++++ SUPPLIED PASSAGE ++++

Baroness Angela Burdett-Coutts was a woman who was a household name in Victorian Britain and remains a powerful example of Christian giving.
Angela was born in 1814 into the Burdett family of high social status and considerable wealth, and was well-educated by tutors. Spiritually, she grew up in the Church of England and became committed to what was then known as its ‘evangelical wing’. Throughout her life she maintained a deep faith and let it guide her actions.
At the age of twenty-three, Angela was stunned to discover that a family will had made her the sole beneficiary of £1.8 million – around £200 million today – and the control of Britain’s most prestigious bank, Coutts. Angela, now the richest woman in Europe, changed her name to Burdett-Coutts and considered what to do with her fortune.
She decided that the money was a ‘trust placed on her by God’ and that, in the spirit of Jesus’ image of the Good Shepherd (John 10:1–21), she was called ‘to feed the sheep’. And, for the rest of her life, that is exactly what she did. It has been estimated that by her death she had given away £3 million – the equivalent of a third of a billion pounds today!
Angela gave enormous amounts to charitable work with the poor, helped women trapped in prostitution, worked to set up organisations to combat cruelty to children and animals, and built schools, churches and housing blocks for the poor. She funded new hospitals, supported science institutions and funded expeditions. Her generosity was global; she provided relief centres when famine struck Ireland, sent food for starving war refugees in Turkey, gave money to Florence Nightingale in the Crimea and sponsored army hospitals in South Africa. A strong supporter of the Church of England, she funded missionaries and new church buildings. The list goes on!
Yet Angela was far more than an open cheque book. With a determined, independent personality, she challenged many of the Victorian constraints on women. She managed her bank very successfully, served on committees, started initiatives and worked as an equal alongside the most distinguished men of the time.
Intelligent, curious and well-educated, Angela had a great range of friends. Some, including Queen Victoria, were from the aristocracy but she was also close to politicians, bishops and leaders of business. She had a deep friendship with the Duke of Wellington, even if he didn’t sympathise with her social concerns. And, although it may seem surprising, Angela also took a knowledgeable interest in science. So, for example, she befriended Michael Faraday, the brilliant experimental scientist and Christian but someone who was from the lowest social levels. In fact, through Faraday’s encouragement, Angela became the first woman to be elected as a member of Britain’s highest science body, the Royal Society. She knew Charles Babbage and provided funding for his ‘calculating engine’, the forerunner of the modern computer.
One friendship that proved very fruitful was with the novelist Charles Dickens; they shared a deep concern over Victorian social conditions. A London resident, Angela needed no reminding of the issues of poverty, prostitution and inadequate housing, and she worked with Dickens to improve matters. They were well matched: he investigated where she couldn’t visit, and she funded what he couldn’t pay for. One result was that she became the sponsor of over 200 free schools. Troubled by the levels of prostitution in London, she and Dickens created a residential home to restore women who wanted a different life. Again, with Dickens’ encouragement, Angela bought up insanitary London slums and had them demolished and replaced with new social housing.
Angela’s acts of charity resulted in her receiving numerous honours both in Britain and across the world. Queen Victoria, breaking with tradition, made her a baroness. However, perhaps the honour she most appreciated, was the fact that crowds cheered her name and called her the ‘Queen of the poor’.

++++

TASK GOAL
Reproduce part of the passage about Angela Burdett-Coutts, starting at the words "Baroness Angela Burdett-Coutts" and ending after the words "with her fortune.".

++++ DATASET ++++

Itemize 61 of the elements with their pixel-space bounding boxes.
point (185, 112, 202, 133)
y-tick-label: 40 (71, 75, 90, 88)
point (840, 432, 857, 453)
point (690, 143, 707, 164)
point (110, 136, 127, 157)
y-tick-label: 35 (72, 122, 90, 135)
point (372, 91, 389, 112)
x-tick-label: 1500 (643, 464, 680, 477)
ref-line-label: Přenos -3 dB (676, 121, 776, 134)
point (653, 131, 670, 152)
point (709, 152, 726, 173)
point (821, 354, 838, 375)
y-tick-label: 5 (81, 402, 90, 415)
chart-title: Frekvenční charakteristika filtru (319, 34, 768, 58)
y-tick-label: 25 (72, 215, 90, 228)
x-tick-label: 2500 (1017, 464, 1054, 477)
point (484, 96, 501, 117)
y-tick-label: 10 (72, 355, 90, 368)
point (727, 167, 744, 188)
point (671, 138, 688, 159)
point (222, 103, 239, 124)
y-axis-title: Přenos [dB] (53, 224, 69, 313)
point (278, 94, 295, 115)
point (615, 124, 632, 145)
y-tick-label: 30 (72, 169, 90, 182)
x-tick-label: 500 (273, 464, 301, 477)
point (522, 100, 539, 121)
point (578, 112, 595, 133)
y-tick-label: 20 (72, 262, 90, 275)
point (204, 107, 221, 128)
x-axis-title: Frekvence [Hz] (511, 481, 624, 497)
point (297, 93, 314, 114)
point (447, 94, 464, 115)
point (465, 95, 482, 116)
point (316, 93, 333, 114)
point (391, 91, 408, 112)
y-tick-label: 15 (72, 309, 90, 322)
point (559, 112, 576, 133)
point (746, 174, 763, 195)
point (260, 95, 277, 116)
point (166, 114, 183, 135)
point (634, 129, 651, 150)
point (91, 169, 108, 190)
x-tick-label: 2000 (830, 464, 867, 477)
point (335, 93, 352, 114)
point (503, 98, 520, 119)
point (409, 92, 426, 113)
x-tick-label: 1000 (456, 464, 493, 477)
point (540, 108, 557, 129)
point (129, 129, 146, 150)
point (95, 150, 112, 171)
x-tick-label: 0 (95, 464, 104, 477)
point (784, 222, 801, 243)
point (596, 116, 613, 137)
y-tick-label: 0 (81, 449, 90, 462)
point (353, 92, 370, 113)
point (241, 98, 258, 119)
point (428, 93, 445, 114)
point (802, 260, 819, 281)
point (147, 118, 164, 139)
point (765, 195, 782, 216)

++++

RESPONSE BOX
Baroness Angela Burdett-Coutts was a woman who was a household name in Victorian Britain and remains a powerful example of Christian giving.
Angela was born in 1814 into the Burdett family of high social status and considerable wealth, and was well-educated by tutors. Spiritually, she grew up in the Church of England and became committed to what was then known as its ‘evangelical wing’. Throughout her life she maintained a deep faith and let it guide her actions.
At the age of twenty-three, Angela was stunned to discover that a family will had made her the sole beneficiary of £1.8 million – around £200 million today – and the control of Britain’s most prestigious bank, Coutts. Angela, now the richest woman in Europe, changed her name to Burdett-Coutts and considered what to do with her fortune.